(Dataset items)
----------
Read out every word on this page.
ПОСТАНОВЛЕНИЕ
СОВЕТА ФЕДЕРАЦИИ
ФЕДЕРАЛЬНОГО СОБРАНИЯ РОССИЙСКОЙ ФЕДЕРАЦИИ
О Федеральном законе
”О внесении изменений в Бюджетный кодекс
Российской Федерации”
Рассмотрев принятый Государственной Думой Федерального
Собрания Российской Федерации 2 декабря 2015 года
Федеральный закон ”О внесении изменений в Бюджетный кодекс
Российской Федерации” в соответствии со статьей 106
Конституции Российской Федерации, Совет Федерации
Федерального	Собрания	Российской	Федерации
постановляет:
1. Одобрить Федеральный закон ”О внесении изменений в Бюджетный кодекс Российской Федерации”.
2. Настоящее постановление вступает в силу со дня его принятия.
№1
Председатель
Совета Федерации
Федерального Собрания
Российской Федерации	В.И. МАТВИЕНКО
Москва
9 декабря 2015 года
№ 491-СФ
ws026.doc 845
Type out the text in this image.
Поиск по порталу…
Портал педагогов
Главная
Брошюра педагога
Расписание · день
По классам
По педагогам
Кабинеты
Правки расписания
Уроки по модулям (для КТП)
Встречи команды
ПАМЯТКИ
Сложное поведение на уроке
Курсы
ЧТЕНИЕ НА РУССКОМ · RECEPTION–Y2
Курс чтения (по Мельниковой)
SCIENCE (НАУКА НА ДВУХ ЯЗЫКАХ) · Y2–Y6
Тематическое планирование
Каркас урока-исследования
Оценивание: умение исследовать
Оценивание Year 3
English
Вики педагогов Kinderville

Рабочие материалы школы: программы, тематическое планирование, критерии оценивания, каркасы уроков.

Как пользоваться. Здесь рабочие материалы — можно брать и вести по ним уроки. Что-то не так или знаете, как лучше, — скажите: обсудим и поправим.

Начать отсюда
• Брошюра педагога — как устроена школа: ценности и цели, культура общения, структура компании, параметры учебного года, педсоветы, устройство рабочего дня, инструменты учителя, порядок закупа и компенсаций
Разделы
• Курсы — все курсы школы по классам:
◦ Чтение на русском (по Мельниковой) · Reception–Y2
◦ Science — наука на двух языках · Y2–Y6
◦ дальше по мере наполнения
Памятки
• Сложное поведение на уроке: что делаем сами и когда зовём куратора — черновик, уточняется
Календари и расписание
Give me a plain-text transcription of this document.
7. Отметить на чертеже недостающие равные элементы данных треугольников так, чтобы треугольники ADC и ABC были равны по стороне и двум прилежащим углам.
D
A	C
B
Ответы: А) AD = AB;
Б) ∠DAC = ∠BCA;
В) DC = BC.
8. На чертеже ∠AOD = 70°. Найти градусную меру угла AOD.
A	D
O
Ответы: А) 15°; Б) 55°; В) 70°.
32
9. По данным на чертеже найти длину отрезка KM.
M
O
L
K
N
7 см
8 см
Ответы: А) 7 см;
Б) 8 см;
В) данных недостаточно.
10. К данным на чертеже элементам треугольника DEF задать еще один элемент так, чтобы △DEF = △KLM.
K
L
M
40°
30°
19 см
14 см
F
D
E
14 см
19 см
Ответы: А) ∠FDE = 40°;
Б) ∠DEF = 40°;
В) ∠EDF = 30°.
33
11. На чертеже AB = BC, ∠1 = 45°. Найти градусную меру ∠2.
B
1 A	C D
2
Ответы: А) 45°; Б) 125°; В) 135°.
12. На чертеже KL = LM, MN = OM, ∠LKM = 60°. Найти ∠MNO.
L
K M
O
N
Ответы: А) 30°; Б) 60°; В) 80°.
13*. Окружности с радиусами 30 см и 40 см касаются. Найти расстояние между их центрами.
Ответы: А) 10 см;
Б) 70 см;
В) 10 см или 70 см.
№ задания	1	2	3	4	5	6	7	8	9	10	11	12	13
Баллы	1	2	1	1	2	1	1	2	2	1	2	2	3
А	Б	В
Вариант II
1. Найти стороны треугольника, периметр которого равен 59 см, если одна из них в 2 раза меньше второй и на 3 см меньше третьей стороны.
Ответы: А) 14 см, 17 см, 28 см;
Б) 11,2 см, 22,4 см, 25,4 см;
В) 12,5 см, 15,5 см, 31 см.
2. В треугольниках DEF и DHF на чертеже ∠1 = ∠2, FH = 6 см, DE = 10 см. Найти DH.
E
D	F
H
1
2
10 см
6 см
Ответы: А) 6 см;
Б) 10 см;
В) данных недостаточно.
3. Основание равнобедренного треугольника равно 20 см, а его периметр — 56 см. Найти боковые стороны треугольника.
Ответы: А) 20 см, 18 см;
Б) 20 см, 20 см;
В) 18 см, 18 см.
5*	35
----------
Exercise description |
Reproduce the entries above exactly.

Solution to the exercise |
Read out every word on this page.
ПОСТАНОВЛЕНИЕ
СОВЕТА ФЕДЕРАЦИИ
ФЕДЕРАЛЬНОГО СОБРАНИЯ РОССИЙСКОЙ ФЕДЕРАЦИИ
О Федеральном законе
”О внесении изменений в Бюджетный кодекс
Российской Федерации”
Рассмотрев принятый Государственной Думой Федерального
Собрания Российской Федерации 2 декабря 2015 года
Федеральный закон ”О внесении изменений в Бюджетный кодекс
Российской Федерации” в соответствии со статьей 106
Конституции Российской Федерации, Совет Федерации
Федерального	Собрания	Российской	Федерации
постановляет:
1. Одобрить Федеральный закон ”О внесении изменений в Бюджетный кодекс Российской Федерации”.
2. Настоящее постановление вступает в силу со дня его принятия.
№1
Председатель
Совета Федерации
Федерального Собрания
Российской Федерации	В.И. МАТВИЕНКО
Москва
9 декабря 2015 года
№ 491-СФ
ws026.doc 845
Type out the text in this image.
Поиск по порталу…
Портал педагогов
Главная
Брошюра педагога
Расписание · день
По классам
По педагогам
Кабинеты
Правки расписания
Уроки по модулям (для КТП)
Встречи команды
ПАМЯТКИ
Сложное поведение на уроке
Курсы
ЧТЕНИЕ НА РУССКОМ · RECEPTION–Y2
Курс чтения (по Мельниковой)
SCIENCE (НАУКА НА ДВУХ ЯЗЫКАХ) · Y2–Y6
Тематическое планирование
Каркас урока-исследования
Оценивание: умение исследовать
Оценивание Year 3
English
Вики педагогов Kinderville

Рабочие материалы школы: программы, тематическое планирование, критерии оценивания, каркасы уроков.

Как пользоваться. Здесь рабочие материалы — можно брать и вести по ним уроки. Что-то не так или знаете, как лучше, — скажите: обсудим и поправим.

Начать отсюда
• Брошюра педагога — как устроена школа: ценности и цели, культура общения, структура компании, параметры учебного года, педсоветы, устройство рабочего дня, инструменты учителя, порядок закупа и компенсаций
Разделы
• Курсы — все курсы школы по классам:
◦ Чтение на русском (по Мельниковой) · Reception–Y2
◦ Science — наука на двух языках · Y2–Y6
◦ дальше по мере наполнения
Памятки
• Сложное поведение на уроке: что делаем сами и когда зовём куратора — черновик, уточняется
Календари и расписание
Give me a plain-text transcription of this document.
7. Отметить на чертеже недостающие равные элементы данных треугольников так, чтобы треугольники ADC и ABC были равны по стороне и двум прилежащим углам.
D
A	C
B
Ответы: А) AD = AB;
Б) ∠DAC = ∠BCA;
В) DC = BC.
8. На чертеже ∠AOD = 70°. Найти градусную меру угла AOD.
A	D
O
Ответы: А) 15°; Б) 55°; В) 70°.
32
9. По данным на чертеже найти длину отрезка KM.
M
O
L
K
N
7 см
8 см
Ответы: А) 7 см;
Б) 8 см;
В) данных недостаточно.
10. К данным на чертеже элементам треугольника DEF задать еще один элемент так, чтобы △DEF = △KLM.
K
L
M
40°
30°
19 см
14 см
F
D
E
14 см
19 см
Ответы: А) ∠FDE = 40°;
Б) ∠DEF = 40°;
В) ∠EDF = 30°.
33
11. На чертеже AB = BC, ∠1 = 45°. Найти градусную меру ∠2.
B
1 A	C D
2
Ответы: А) 45°; Б) 125°; В) 135°.
12. На чертеже KL = LM, MN = OM, ∠LKM = 60°. Найти ∠MNO.
L
K M
O
N
Ответы: А) 30°; Б) 60°; В) 80°.
13*. Окружности с радиусами 30 см и 40 см касаются. Найти расстояние между их центрами.
Ответы: А) 10 см;
Б) 70 см;
В) 10 см или 70 см.
№ задания	1	2	3	4	5	6	7	8	9	10	11	12	13
Баллы	1	2	1	1	2	1	1	2	2	1	2	2	3
А	Б	В
Вариант II
1. Найти стороны треугольника, периметр которого равен 59 см, если одна из них в 2 раза меньше второй и на 3 см меньше третьей стороны.
Ответы: А) 14 см, 17 см, 28 см;
Б) 11,2 см, 22,4 см, 25,4 см;
В) 12,5 см, 15,5 см, 31 см.
2. В треугольниках DEF и DHF на чертеже ∠1 = ∠2, FH = 6 см, DE = 10 см. Найти DH.
E
D	F
H
1
2
10 см
6 см
Ответы: А) 6 см;
Б) 10 см;
В) данных недостаточно.
3. Основание равнобедренного треугольника равно 20 см, а его периметр — 56 см. Найти боковые стороны треугольника.
Ответы: А) 20 см, 18 см;
Б) 20 см, 20 см;
В) 18 см, 18 см.
5*	35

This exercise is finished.